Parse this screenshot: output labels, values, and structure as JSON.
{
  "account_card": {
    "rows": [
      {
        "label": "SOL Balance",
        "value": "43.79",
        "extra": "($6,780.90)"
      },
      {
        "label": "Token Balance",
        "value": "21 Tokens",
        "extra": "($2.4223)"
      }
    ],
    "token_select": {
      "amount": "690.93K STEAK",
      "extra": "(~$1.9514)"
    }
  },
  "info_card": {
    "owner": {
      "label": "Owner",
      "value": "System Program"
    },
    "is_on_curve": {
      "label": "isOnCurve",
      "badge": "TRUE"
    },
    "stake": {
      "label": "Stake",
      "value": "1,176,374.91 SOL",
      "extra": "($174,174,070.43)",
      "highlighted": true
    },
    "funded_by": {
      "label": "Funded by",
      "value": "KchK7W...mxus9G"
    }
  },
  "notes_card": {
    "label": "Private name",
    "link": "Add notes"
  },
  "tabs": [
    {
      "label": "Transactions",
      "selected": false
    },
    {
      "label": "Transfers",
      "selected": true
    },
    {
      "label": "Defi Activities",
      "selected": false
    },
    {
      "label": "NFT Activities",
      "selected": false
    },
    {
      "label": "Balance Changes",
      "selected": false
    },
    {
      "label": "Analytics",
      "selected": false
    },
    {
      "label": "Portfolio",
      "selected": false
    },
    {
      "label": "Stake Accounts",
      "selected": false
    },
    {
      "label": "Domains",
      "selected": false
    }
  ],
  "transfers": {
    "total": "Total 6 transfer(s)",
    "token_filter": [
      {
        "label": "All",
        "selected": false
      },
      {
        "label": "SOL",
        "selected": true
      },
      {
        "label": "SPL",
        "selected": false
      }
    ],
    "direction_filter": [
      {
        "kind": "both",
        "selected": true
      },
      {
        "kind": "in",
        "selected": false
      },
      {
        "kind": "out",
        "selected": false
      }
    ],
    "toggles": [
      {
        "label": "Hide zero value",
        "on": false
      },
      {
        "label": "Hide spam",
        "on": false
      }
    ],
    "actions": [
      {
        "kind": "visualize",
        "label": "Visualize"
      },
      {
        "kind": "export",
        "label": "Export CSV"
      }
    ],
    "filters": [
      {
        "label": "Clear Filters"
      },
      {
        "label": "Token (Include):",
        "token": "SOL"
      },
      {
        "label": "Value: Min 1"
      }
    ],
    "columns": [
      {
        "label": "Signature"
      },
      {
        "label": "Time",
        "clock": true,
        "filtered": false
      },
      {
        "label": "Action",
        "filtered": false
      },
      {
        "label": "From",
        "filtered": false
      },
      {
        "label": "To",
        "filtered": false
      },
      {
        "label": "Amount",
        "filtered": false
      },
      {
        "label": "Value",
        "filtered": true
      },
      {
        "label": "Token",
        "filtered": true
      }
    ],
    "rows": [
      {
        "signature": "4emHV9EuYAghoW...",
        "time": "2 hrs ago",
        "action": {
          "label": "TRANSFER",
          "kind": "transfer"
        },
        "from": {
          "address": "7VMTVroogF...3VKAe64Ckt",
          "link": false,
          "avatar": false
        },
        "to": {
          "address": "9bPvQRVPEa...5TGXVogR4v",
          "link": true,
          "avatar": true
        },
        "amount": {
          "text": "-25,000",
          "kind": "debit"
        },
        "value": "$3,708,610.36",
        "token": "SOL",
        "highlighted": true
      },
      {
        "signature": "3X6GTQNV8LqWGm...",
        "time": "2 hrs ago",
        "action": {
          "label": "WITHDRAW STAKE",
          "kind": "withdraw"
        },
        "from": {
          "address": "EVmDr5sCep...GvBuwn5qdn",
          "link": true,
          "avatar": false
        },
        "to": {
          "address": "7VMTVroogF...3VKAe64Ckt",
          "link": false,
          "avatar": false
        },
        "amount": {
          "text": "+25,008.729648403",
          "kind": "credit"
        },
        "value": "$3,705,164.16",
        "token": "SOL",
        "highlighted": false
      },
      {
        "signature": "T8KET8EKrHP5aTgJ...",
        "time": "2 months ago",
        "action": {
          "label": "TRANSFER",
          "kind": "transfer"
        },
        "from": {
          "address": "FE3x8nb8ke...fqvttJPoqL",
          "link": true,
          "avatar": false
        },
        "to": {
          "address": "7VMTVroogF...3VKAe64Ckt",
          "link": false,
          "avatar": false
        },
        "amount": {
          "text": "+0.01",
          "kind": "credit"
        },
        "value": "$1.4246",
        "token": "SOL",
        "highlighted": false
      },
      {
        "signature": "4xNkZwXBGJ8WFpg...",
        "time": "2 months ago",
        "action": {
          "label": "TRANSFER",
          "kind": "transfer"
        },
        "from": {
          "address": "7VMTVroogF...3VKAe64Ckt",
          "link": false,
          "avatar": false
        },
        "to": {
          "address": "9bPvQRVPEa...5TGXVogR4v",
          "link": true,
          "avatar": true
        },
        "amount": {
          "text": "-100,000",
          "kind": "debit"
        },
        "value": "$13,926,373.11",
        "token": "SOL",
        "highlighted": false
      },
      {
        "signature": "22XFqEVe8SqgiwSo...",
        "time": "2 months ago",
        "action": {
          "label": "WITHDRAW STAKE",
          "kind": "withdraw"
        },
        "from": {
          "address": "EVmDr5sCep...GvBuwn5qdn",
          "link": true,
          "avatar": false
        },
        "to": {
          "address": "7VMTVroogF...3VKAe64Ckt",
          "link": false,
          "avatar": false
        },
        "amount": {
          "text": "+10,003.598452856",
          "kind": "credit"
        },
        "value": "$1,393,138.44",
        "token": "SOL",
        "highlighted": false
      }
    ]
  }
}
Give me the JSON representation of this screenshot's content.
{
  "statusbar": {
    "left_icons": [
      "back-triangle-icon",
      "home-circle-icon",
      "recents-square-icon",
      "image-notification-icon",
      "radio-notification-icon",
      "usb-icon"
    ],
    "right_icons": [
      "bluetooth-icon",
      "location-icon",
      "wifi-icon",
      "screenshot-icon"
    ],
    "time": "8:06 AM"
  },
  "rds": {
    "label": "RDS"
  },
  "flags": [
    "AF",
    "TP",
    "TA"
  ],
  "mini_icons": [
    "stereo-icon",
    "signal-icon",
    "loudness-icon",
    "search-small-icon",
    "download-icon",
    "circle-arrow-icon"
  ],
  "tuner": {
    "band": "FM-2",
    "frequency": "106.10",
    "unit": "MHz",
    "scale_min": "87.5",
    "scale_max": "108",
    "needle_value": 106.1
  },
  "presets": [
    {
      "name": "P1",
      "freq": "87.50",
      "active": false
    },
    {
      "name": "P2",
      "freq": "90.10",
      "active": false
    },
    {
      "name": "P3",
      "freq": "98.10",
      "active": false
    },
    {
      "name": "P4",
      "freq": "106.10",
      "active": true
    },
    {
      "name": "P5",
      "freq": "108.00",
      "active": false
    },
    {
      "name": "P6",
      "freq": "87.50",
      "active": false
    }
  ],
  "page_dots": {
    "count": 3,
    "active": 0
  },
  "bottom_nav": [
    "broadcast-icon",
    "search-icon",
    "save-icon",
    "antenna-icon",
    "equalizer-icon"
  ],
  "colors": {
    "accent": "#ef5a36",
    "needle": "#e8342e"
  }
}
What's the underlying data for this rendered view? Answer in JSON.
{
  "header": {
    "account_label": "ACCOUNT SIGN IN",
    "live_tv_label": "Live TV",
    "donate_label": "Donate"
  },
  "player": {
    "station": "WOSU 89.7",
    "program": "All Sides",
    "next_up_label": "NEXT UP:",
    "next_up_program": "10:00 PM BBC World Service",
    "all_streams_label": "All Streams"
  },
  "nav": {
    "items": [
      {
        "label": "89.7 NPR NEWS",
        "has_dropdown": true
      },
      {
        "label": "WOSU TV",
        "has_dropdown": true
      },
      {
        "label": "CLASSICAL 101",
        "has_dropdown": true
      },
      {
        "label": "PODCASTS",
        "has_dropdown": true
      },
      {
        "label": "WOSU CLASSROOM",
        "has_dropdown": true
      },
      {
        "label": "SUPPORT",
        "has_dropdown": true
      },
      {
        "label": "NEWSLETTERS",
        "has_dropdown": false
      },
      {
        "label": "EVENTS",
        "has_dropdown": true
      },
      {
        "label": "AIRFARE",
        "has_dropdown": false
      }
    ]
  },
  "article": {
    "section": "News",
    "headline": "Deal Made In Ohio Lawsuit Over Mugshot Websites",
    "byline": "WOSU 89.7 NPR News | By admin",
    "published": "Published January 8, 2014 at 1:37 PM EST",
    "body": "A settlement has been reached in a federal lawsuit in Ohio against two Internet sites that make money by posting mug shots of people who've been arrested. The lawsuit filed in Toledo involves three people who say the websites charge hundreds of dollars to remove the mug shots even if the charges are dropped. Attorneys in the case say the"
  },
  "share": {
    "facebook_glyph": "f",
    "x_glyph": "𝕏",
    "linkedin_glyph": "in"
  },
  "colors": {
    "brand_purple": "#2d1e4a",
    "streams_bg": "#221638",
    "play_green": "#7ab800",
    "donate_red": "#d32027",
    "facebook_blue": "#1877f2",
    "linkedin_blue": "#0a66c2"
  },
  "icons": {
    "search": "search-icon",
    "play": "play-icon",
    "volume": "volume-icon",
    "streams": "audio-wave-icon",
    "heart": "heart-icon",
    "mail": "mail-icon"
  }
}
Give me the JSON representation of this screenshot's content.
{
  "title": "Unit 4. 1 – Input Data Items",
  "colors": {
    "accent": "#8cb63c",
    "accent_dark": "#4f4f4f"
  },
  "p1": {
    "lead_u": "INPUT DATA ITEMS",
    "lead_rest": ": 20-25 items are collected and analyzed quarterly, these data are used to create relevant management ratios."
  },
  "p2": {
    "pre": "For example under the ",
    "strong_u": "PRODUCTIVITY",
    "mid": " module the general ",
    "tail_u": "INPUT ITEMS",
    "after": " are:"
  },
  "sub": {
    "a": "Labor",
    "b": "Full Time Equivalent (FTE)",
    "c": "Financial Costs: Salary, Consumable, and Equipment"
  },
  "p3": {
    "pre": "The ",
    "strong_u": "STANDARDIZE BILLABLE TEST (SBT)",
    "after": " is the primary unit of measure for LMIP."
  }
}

###

■ **DIRECTIONS FOR THIS TASK**: Look above for lines with the word "notification" and copy them all.

■ **CORRECT OUTPUT**:
      "image-notification-icon",
      "radio-notification-icon",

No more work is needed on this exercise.